WORK TO DO → Check the listing below for lines with the word "участника" and say how many there are, with nothing but the number.

***

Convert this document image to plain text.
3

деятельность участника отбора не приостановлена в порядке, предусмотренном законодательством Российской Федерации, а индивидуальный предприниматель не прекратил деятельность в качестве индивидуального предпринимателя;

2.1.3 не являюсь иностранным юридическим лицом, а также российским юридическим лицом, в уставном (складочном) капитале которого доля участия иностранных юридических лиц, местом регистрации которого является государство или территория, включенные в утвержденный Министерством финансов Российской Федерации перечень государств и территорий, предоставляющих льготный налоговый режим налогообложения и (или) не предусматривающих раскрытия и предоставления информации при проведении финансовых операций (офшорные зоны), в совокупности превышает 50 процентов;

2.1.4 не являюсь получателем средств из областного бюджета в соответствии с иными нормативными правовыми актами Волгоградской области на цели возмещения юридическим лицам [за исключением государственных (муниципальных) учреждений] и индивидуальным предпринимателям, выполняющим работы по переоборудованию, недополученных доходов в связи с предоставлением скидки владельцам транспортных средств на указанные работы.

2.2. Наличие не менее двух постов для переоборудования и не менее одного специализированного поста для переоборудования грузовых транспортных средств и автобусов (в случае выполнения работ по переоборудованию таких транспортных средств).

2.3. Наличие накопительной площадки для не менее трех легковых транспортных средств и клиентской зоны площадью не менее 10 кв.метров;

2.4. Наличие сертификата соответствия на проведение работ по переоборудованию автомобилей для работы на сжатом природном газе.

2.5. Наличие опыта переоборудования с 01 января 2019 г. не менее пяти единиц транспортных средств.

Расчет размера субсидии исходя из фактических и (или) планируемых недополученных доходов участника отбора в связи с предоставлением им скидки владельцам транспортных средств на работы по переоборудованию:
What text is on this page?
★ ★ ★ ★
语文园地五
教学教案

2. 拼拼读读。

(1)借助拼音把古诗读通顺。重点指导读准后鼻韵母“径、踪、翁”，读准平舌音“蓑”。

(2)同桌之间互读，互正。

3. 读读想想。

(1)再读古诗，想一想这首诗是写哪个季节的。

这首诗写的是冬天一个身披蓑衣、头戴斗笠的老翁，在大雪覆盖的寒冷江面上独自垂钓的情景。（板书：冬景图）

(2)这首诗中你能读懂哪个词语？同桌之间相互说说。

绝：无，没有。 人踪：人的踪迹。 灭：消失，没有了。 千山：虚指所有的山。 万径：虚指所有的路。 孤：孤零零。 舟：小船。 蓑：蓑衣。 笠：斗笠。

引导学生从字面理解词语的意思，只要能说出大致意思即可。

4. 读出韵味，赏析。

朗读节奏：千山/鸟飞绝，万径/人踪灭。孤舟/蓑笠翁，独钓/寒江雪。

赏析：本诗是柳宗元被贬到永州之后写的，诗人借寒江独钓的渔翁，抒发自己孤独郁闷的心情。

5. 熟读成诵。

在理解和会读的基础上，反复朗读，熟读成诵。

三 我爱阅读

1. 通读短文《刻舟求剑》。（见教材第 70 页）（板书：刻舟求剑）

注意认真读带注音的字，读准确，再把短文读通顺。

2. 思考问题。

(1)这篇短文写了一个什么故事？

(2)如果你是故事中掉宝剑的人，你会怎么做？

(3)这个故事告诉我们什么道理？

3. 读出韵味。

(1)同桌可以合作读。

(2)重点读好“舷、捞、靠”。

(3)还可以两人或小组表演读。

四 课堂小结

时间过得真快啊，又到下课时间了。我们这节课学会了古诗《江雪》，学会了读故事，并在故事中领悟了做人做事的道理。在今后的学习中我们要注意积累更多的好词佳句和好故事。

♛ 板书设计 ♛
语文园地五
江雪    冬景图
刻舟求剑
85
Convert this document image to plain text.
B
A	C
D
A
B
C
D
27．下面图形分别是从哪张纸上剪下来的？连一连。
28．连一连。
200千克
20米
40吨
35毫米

***

RESULT OF THIS TASK → 2